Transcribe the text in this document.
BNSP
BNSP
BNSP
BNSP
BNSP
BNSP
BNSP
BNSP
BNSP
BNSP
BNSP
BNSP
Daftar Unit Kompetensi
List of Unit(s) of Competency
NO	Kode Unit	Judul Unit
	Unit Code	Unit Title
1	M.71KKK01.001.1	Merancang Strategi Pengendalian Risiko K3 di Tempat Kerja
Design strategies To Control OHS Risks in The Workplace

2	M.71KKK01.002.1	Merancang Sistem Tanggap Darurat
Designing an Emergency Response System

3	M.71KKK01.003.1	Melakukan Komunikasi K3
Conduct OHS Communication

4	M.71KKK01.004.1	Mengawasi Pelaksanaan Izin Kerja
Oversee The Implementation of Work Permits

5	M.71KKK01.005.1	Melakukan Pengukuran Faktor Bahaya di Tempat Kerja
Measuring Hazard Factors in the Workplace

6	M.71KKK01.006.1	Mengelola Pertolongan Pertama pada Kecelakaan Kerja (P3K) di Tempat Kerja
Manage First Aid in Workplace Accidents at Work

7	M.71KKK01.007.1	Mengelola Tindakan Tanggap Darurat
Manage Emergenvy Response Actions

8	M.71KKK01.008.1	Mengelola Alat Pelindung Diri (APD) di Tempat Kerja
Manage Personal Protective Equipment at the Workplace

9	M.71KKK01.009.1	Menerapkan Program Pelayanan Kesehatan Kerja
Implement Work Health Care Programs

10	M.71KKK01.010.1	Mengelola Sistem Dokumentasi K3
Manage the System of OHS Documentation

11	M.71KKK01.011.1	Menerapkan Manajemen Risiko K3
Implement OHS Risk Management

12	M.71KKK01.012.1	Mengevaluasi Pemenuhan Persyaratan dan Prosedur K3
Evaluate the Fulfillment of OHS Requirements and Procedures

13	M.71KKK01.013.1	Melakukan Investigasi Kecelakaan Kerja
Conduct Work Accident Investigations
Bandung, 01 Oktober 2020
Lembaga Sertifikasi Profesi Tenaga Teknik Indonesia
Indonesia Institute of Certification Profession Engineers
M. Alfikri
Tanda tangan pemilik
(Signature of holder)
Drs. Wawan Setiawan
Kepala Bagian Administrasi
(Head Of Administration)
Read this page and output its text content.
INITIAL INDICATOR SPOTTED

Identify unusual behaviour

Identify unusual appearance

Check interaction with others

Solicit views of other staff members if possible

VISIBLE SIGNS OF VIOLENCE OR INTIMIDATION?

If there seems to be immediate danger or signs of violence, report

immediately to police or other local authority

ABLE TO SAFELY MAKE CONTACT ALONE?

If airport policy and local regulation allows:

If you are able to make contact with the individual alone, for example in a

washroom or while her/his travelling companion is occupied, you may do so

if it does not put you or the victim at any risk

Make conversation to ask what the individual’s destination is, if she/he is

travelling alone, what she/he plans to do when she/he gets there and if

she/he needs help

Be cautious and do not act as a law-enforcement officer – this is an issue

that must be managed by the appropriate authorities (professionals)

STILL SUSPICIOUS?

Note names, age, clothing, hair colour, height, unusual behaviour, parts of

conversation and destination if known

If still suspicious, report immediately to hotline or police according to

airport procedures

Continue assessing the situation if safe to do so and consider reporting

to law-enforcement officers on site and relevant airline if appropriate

== == ==

◆ Stated problem ◆
From the entries above, copy every line that holds the word "destination".

◆ Exercise output ◆
Make conversation to ask what the individual’s destination is, if she/he is
conversation and destination if known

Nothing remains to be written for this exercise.